— start of SUPPLIED RECORDS —

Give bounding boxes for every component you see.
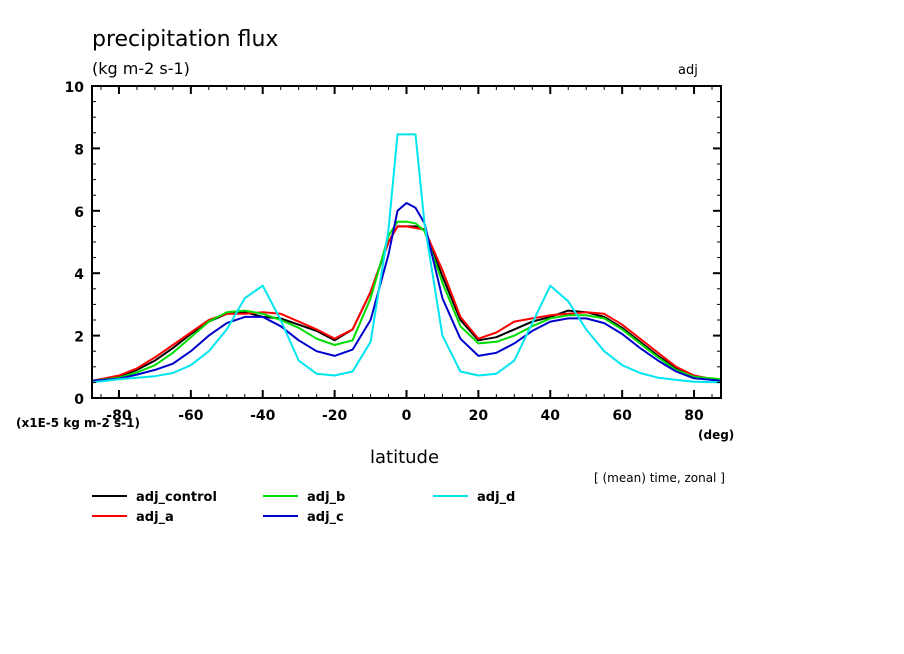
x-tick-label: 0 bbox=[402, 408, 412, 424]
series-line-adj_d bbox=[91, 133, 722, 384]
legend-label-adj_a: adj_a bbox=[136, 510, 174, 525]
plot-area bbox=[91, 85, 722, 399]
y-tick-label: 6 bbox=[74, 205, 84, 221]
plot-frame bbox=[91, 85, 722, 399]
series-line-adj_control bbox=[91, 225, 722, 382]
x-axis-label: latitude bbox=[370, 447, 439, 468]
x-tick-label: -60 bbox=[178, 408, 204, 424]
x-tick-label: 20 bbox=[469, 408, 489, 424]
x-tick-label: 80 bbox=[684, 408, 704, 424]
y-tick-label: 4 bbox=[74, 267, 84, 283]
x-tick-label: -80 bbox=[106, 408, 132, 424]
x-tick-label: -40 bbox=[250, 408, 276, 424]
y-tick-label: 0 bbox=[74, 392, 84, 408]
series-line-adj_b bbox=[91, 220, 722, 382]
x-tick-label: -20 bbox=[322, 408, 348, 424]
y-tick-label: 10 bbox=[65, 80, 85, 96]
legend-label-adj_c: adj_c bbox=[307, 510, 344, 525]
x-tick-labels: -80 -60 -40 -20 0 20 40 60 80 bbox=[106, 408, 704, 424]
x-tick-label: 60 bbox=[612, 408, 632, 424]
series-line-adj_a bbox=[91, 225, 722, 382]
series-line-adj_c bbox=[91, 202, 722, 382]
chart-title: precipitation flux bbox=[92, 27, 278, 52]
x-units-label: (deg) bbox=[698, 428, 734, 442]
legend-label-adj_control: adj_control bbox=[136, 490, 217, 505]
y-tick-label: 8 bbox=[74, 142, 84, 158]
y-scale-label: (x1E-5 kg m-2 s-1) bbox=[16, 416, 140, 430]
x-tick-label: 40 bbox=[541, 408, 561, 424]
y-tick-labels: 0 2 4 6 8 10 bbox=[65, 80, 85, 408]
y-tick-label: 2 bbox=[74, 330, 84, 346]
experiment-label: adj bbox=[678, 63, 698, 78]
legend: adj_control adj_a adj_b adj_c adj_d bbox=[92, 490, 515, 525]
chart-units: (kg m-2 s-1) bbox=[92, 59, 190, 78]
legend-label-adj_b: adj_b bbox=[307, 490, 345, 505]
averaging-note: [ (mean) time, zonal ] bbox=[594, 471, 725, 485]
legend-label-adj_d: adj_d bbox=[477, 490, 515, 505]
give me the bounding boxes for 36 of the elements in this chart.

— end of SUPPLIED RECORDS —
— start of SUPPLIED RECORDS —

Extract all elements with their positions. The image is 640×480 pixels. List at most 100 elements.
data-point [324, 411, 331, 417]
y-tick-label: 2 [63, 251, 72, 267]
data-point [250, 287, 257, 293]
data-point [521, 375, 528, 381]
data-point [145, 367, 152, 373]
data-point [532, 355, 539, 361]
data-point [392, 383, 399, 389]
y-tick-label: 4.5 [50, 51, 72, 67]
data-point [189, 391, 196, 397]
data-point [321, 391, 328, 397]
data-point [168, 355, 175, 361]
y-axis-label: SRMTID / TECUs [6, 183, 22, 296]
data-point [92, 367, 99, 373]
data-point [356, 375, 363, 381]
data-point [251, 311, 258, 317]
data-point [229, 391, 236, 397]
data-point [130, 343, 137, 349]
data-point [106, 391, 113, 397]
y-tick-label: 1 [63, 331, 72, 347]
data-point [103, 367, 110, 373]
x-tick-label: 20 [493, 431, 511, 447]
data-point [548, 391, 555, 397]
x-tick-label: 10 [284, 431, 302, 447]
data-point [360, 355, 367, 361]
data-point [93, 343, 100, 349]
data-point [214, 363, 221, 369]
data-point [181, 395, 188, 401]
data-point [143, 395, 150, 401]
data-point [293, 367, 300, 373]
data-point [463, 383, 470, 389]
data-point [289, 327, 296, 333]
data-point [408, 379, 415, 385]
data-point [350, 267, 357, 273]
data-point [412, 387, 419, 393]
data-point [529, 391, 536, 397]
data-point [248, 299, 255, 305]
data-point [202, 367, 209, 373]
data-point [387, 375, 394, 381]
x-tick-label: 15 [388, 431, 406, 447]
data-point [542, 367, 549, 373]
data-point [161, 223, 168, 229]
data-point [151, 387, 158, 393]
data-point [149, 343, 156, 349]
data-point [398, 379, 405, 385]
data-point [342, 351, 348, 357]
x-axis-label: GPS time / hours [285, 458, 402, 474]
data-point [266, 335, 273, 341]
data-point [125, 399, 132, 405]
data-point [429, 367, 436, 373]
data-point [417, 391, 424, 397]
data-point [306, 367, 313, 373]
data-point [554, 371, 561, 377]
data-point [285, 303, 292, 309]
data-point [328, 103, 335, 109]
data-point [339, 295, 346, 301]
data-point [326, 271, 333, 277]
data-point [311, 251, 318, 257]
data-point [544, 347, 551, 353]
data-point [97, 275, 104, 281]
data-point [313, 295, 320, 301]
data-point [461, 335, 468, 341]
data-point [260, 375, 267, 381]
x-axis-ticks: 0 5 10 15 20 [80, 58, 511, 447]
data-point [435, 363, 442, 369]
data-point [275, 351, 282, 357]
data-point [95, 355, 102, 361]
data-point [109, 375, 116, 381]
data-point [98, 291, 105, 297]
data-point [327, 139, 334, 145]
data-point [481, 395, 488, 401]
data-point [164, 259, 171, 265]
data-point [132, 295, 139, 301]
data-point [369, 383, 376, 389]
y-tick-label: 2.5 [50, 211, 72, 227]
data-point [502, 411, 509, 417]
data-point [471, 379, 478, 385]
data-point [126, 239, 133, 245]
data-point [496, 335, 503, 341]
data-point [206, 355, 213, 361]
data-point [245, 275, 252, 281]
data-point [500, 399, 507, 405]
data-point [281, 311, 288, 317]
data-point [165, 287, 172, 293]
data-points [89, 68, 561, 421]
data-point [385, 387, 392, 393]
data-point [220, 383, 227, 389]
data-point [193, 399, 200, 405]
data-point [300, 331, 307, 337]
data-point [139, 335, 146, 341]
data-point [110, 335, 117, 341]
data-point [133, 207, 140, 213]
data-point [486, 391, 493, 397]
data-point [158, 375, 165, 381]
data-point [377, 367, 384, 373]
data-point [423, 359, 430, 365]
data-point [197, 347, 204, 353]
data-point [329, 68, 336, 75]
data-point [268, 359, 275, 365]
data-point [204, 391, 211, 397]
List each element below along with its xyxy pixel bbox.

— end of SUPPLIED RECORDS —

▸ **INSTRUCTION**
Convert the stretch of rows from the one containing "Extract all elements" through the one containing "data-point [168, 355, 175, 361]" into a Markdown table with the columns Num and Entry, numbering each row and omitting any blank lines.

▸ **TASK RESULT**
| Num | Entry |
|---|---|
| 1 | Extract all elements with their positions. The image is 640×480 pixels. List at most 100 elements. |
| 2 | data-point [324, 411, 331, 417] |
| 3 | y-tick-label: 2 [63, 251, 72, 267] |
| 4 | data-point [250, 287, 257, 293] |
| 5 | data-point [521, 375, 528, 381] |
| 6 | data-point [145, 367, 152, 373] |
| 7 | data-point [532, 355, 539, 361] |
| 8 | data-point [392, 383, 399, 389] |
| 9 | y-tick-label: 4.5 [50, 51, 72, 67] |
| 10 | data-point [189, 391, 196, 397] |
| 11 | data-point [321, 391, 328, 397] |
| 12 | data-point [168, 355, 175, 361] |